[Entries with figure data]
━━━━━━

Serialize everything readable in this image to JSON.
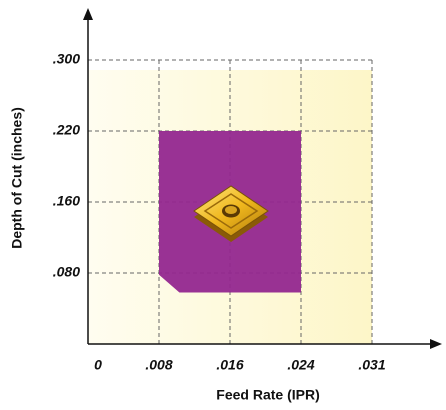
{
  "chart_data": {
    "type": "region",
    "x_label": "Feed Rate (IPR)",
    "y_label": "Depth of Cut (inches)",
    "xlim": [
      0,
      0.038
    ],
    "ylim": [
      0,
      0.36
    ],
    "xticks": [
      0,
      {
        "value": 0.008,
        "label": ".008"
      },
      {
        "value": 0.016,
        "label": ".016"
      },
      {
        "value": 0.024,
        "label": ".024"
      },
      {
        "value": 0.031,
        "label": ".031"
      }
    ],
    "yticks": [
      {
        "value": 0.08,
        "label": ".080"
      },
      {
        "value": 0.16,
        "label": ".160"
      },
      {
        "value": 0.22,
        "label": ".220"
      },
      {
        "value": 0.3,
        "label": ".300"
      }
    ],
    "grid": true,
    "color": "#93278f",
    "region": {
      "x": [
        0.008,
        0.024,
        0.024,
        0.0103,
        0.008
      ],
      "y": [
        0.22,
        0.22,
        0.058,
        0.058,
        0.078
      ]
    }
  }
}
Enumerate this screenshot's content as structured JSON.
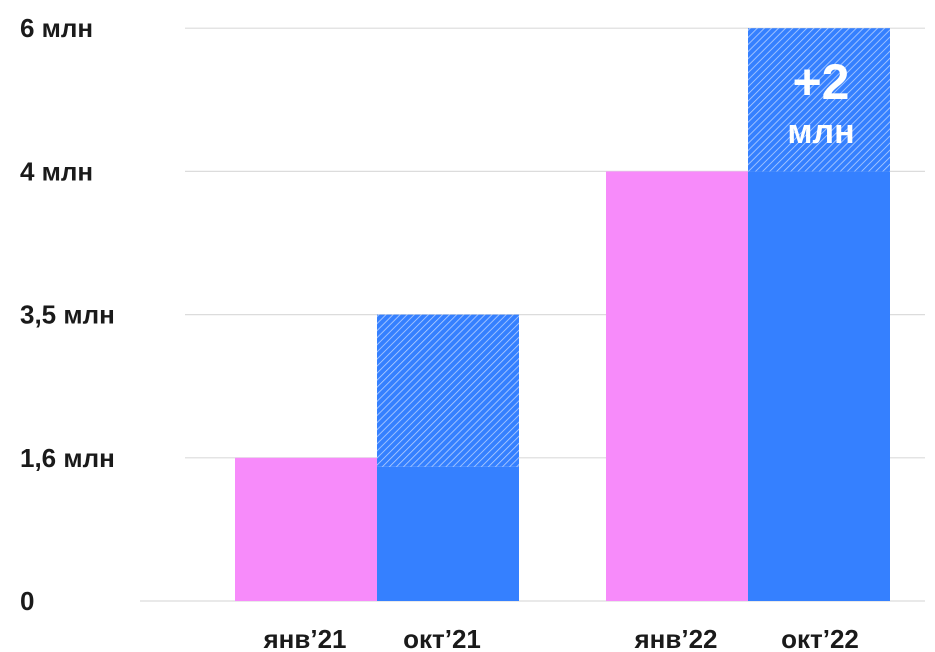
{
  "chart_data": {
    "type": "bar",
    "categories": [
      "янв’21",
      "окт’21",
      "янв’22",
      "окт’22"
    ],
    "y_ticks": [
      "0",
      "1,6 млн",
      "3,5 млн",
      "4 млн",
      "6 млн"
    ],
    "values": [
      1.6,
      3.5,
      4,
      6
    ],
    "solid_part": [
      1.6,
      1.5,
      4,
      4
    ],
    "hatched_increment": [
      0,
      2,
      0,
      2
    ],
    "bar_colors": [
      "#f78bfa",
      "#3580ff",
      "#f78bfa",
      "#3580ff"
    ],
    "annotation": {
      "main": "+2",
      "unit": "млн"
    },
    "grid": true,
    "legend": "none",
    "title": "",
    "xlabel": "",
    "ylabel": ""
  },
  "colors": {
    "pink": "#f78bfa",
    "blue": "#3580ff",
    "grid": "#dcdcdc",
    "text": "#1a1a1a"
  }
}
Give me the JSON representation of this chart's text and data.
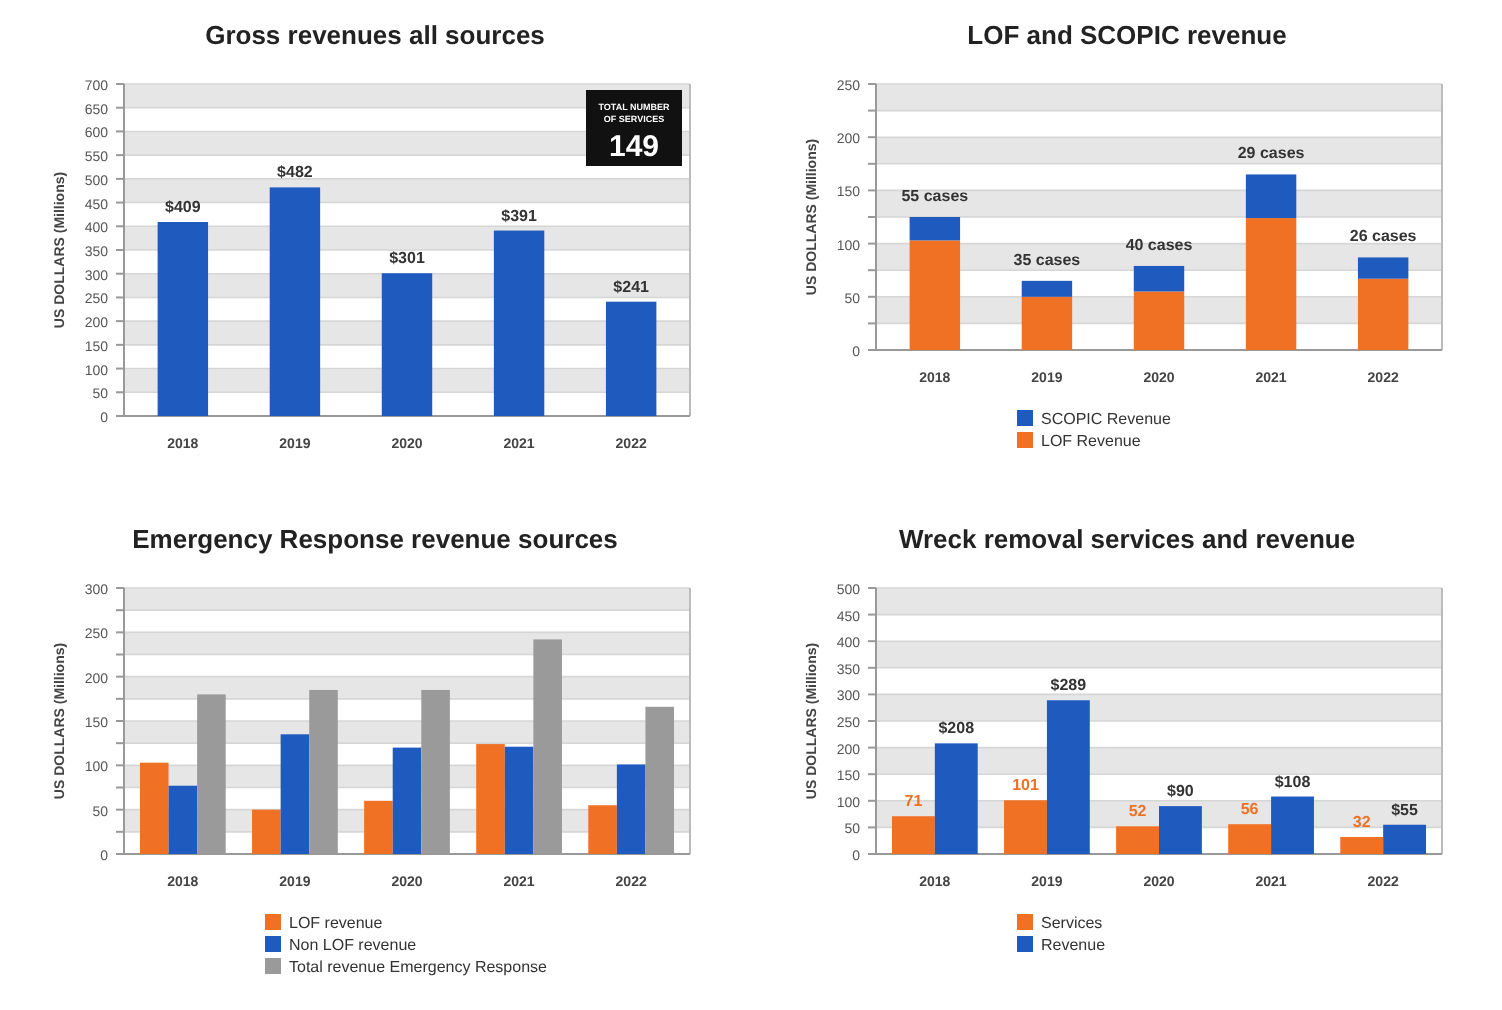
{
  "chart_data": [
    {
      "type": "bar",
      "title": "Gross revenues all sources",
      "ylabel": "US DOLLARS (Millions)",
      "categories": [
        "2018",
        "2019",
        "2020",
        "2021",
        "2022"
      ],
      "series": [
        {
          "color": "#1f5bbf",
          "values": [
            409,
            482,
            301,
            391,
            241
          ],
          "value_labels": [
            "$409",
            "$482",
            "$301",
            "$391",
            "$241"
          ]
        }
      ],
      "ylim": [
        0,
        700
      ],
      "yticks": [
        0,
        50,
        100,
        150,
        200,
        250,
        300,
        350,
        400,
        450,
        500,
        550,
        600,
        650,
        700
      ],
      "grid": "y",
      "legend": false,
      "annotations": [
        "TOTAL NUMBER OF SERVICES",
        "149"
      ]
    },
    {
      "type": "bar",
      "title": "LOF and SCOPIC revenue",
      "ylabel": "US DOLLARS (Millions)",
      "categories": [
        "2018",
        "2019",
        "2020",
        "2021",
        "2022"
      ],
      "stacked": true,
      "series": [
        {
          "name": "LOF Revenue",
          "color": "#f07024",
          "values": [
            103,
            50,
            55,
            124,
            67
          ]
        },
        {
          "name": "SCOPIC Revenue",
          "color": "#1f5bbf",
          "values": [
            22,
            15,
            24,
            41,
            20
          ]
        }
      ],
      "ylim": [
        0,
        250
      ],
      "yticks": [
        0,
        {
          "value": 25,
          "label": null
        },
        50,
        {
          "value": 75,
          "label": null
        },
        100,
        {
          "value": 125,
          "label": null
        },
        150,
        {
          "value": 175,
          "label": null
        },
        200,
        {
          "value": 225,
          "label": null
        },
        250
      ],
      "grid": "y",
      "legend": "bottom",
      "annotations": [
        {
          "text": "55 cases",
          "x": "2018",
          "y": 125
        },
        {
          "text": "35 cases",
          "x": "2019",
          "y": 65
        },
        {
          "text": "40 cases",
          "x": "2020",
          "y": 79
        },
        {
          "text": "29 cases",
          "x": "2021",
          "y": 165
        },
        {
          "text": "26 cases",
          "x": "2022",
          "y": 87
        }
      ]
    },
    {
      "type": "bar",
      "title": "Emergency Response revenue sources",
      "ylabel": "US DOLLARS (Millions)",
      "categories": [
        "2018",
        "2019",
        "2020",
        "2021",
        "2022"
      ],
      "series": [
        {
          "name": "LOF revenue",
          "color": "#f07024",
          "values": [
            103,
            50,
            60,
            124,
            55
          ]
        },
        {
          "name": "Non LOF revenue",
          "color": "#1f5bbf",
          "values": [
            77,
            135,
            120,
            121,
            101
          ]
        },
        {
          "name": "Total revenue Emergency Response",
          "color": "#9a9a9a",
          "values": [
            180,
            185,
            185,
            242,
            166
          ]
        }
      ],
      "ylim": [
        0,
        300
      ],
      "yticks": [
        0,
        {
          "value": 25,
          "label": null
        },
        50,
        {
          "value": 75,
          "label": null
        },
        100,
        {
          "value": 125,
          "label": null
        },
        150,
        {
          "value": 175,
          "label": null
        },
        200,
        {
          "value": 225,
          "label": null
        },
        250,
        {
          "value": 275,
          "label": null
        },
        300
      ],
      "grid": "y",
      "legend": "bottom"
    },
    {
      "type": "bar",
      "title": "Wreck removal services and revenue",
      "ylabel": "US DOLLARS (Millions)",
      "categories": [
        "2018",
        "2019",
        "2020",
        "2021",
        "2022"
      ],
      "series": [
        {
          "name": "Services",
          "color": "#f07024",
          "values": [
            71,
            101,
            52,
            56,
            32
          ],
          "value_labels": [
            "71",
            "101",
            "52",
            "56",
            "32"
          ]
        },
        {
          "name": "Revenue",
          "color": "#1f5bbf",
          "values": [
            208,
            289,
            90,
            108,
            55
          ],
          "value_labels": [
            "$208",
            "$289",
            "$90",
            "$108",
            "$55"
          ]
        }
      ],
      "ylim": [
        0,
        500
      ],
      "yticks": [
        0,
        50,
        100,
        150,
        200,
        250,
        300,
        350,
        400,
        450,
        500
      ],
      "grid": "y",
      "legend": "bottom"
    }
  ]
}
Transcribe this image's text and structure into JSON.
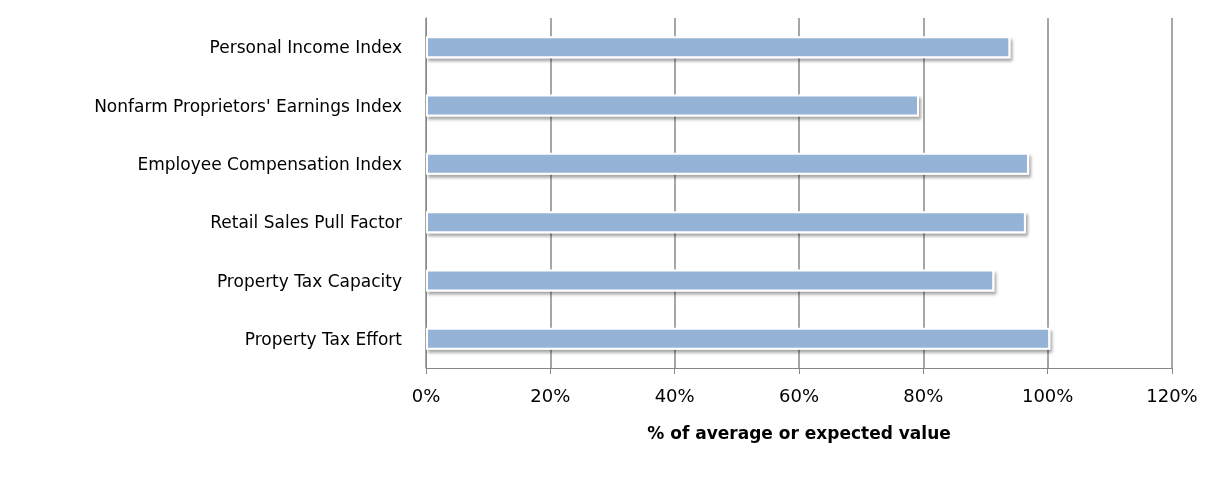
{
  "chart_data": {
    "type": "bar",
    "orientation": "horizontal",
    "xlabel": "% of average or expected value",
    "categories": [
      "Personal Income Index",
      "Nonfarm Proprietors' Earnings Index",
      "Employee Compensation Index",
      "Retail Sales Pull Factor",
      "Property Tax Capacity",
      "Property Tax Effort"
    ],
    "values": [
      94,
      79.3,
      97,
      96.5,
      91.4,
      100.4
    ],
    "color": "#95b3d7",
    "xlim": [
      0,
      120
    ],
    "xticks": [
      {
        "value": 0,
        "label": "0%"
      },
      {
        "value": 20,
        "label": "20%"
      },
      {
        "value": 40,
        "label": "40%"
      },
      {
        "value": 60,
        "label": "60%"
      },
      {
        "value": 80,
        "label": "80%"
      },
      {
        "value": 100,
        "label": "100%"
      },
      {
        "value": 120,
        "label": "120%"
      }
    ],
    "grid": "x"
  }
}
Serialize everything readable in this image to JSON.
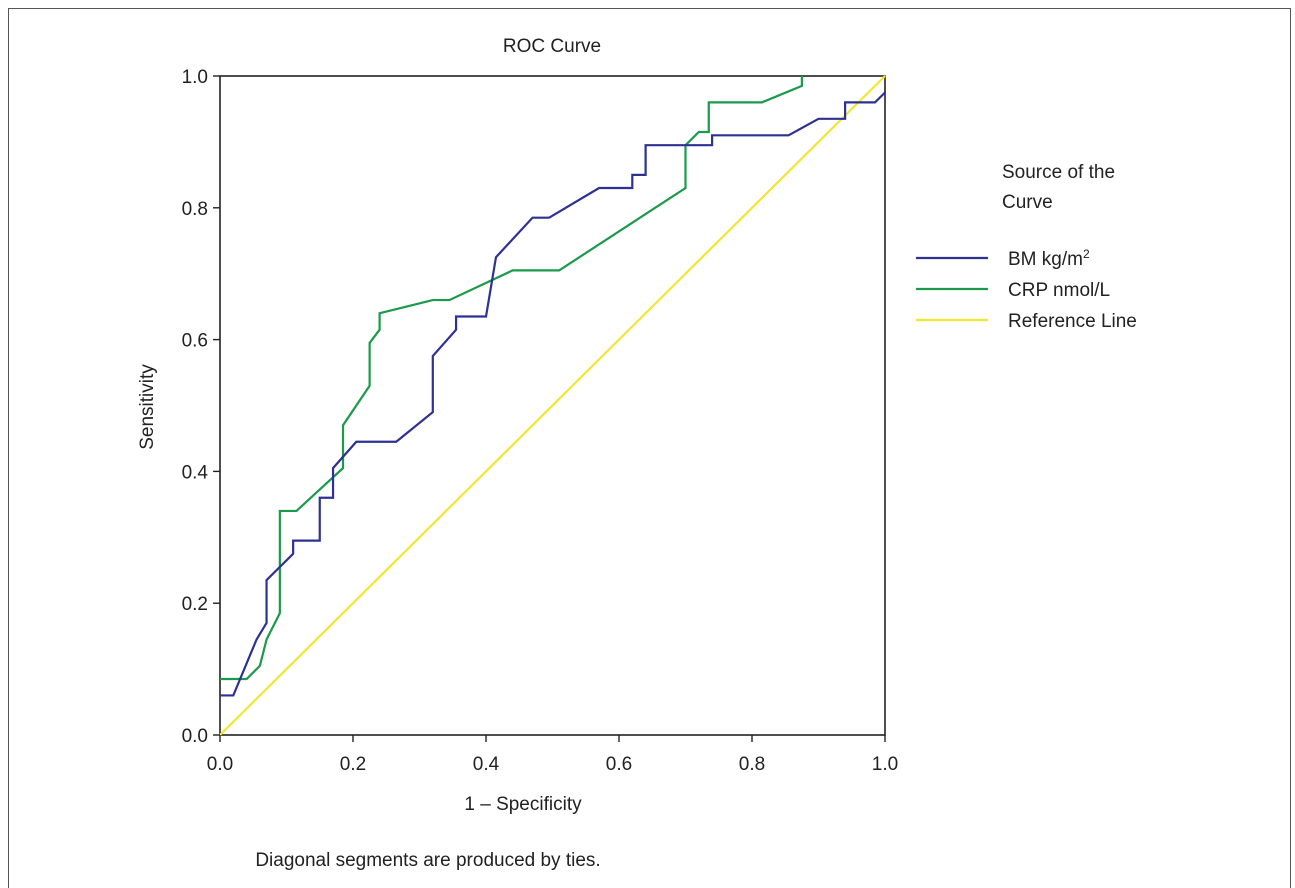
{
  "chart_data": {
    "type": "line",
    "title": "ROC Curve",
    "xlabel": "1 – Specificity",
    "ylabel": "Sensitivity",
    "xlim": [
      0,
      1
    ],
    "ylim": [
      0,
      1
    ],
    "xticks": [
      "0.0",
      "0.2",
      "0.4",
      "0.6",
      "0.8",
      "1.0"
    ],
    "yticks": [
      "0.0",
      "0.2",
      "0.4",
      "0.6",
      "0.8",
      "1.0"
    ],
    "grid": false,
    "legend_title": "Source of the Curve",
    "legend_placement": "right",
    "footnote": "Diagonal segments are produced by ties.",
    "series": [
      {
        "name": "BM kg/m",
        "name_superscript": "2",
        "color": "#2e3192",
        "points": [
          [
            0.0,
            0.06
          ],
          [
            0.02,
            0.06
          ],
          [
            0.055,
            0.145
          ],
          [
            0.07,
            0.17
          ],
          [
            0.07,
            0.235
          ],
          [
            0.11,
            0.275
          ],
          [
            0.11,
            0.295
          ],
          [
            0.15,
            0.295
          ],
          [
            0.15,
            0.36
          ],
          [
            0.17,
            0.36
          ],
          [
            0.17,
            0.405
          ],
          [
            0.205,
            0.445
          ],
          [
            0.265,
            0.445
          ],
          [
            0.32,
            0.49
          ],
          [
            0.32,
            0.575
          ],
          [
            0.355,
            0.615
          ],
          [
            0.355,
            0.635
          ],
          [
            0.4,
            0.635
          ],
          [
            0.415,
            0.725
          ],
          [
            0.47,
            0.785
          ],
          [
            0.495,
            0.785
          ],
          [
            0.57,
            0.83
          ],
          [
            0.62,
            0.83
          ],
          [
            0.62,
            0.85
          ],
          [
            0.64,
            0.85
          ],
          [
            0.64,
            0.895
          ],
          [
            0.74,
            0.895
          ],
          [
            0.74,
            0.91
          ],
          [
            0.855,
            0.91
          ],
          [
            0.9,
            0.935
          ],
          [
            0.94,
            0.935
          ],
          [
            0.94,
            0.96
          ],
          [
            0.985,
            0.96
          ],
          [
            1.0,
            0.975
          ]
        ]
      },
      {
        "name": "CRP nmol/L",
        "color": "#1a9a4a",
        "points": [
          [
            0.0,
            0.085
          ],
          [
            0.04,
            0.085
          ],
          [
            0.06,
            0.105
          ],
          [
            0.07,
            0.145
          ],
          [
            0.09,
            0.185
          ],
          [
            0.09,
            0.34
          ],
          [
            0.115,
            0.34
          ],
          [
            0.185,
            0.405
          ],
          [
            0.185,
            0.47
          ],
          [
            0.225,
            0.53
          ],
          [
            0.225,
            0.595
          ],
          [
            0.24,
            0.615
          ],
          [
            0.24,
            0.64
          ],
          [
            0.32,
            0.66
          ],
          [
            0.345,
            0.66
          ],
          [
            0.44,
            0.705
          ],
          [
            0.51,
            0.705
          ],
          [
            0.7,
            0.83
          ],
          [
            0.7,
            0.895
          ],
          [
            0.72,
            0.915
          ],
          [
            0.735,
            0.915
          ],
          [
            0.735,
            0.96
          ],
          [
            0.815,
            0.96
          ],
          [
            0.875,
            0.985
          ],
          [
            0.875,
            1.0
          ]
        ]
      },
      {
        "name": "Reference Line",
        "color": "#f2e633",
        "points": [
          [
            0,
            0
          ],
          [
            1,
            1
          ]
        ]
      }
    ]
  }
}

━━━━━━

Locate and copy each line in the data above that includes the word "cases".

THE RESPONSE ▸
          "text": "55 cases",
          "text": "35 cases",
          "text": "40 cases",
          "text": "29 cases",
          "text": "26 cases",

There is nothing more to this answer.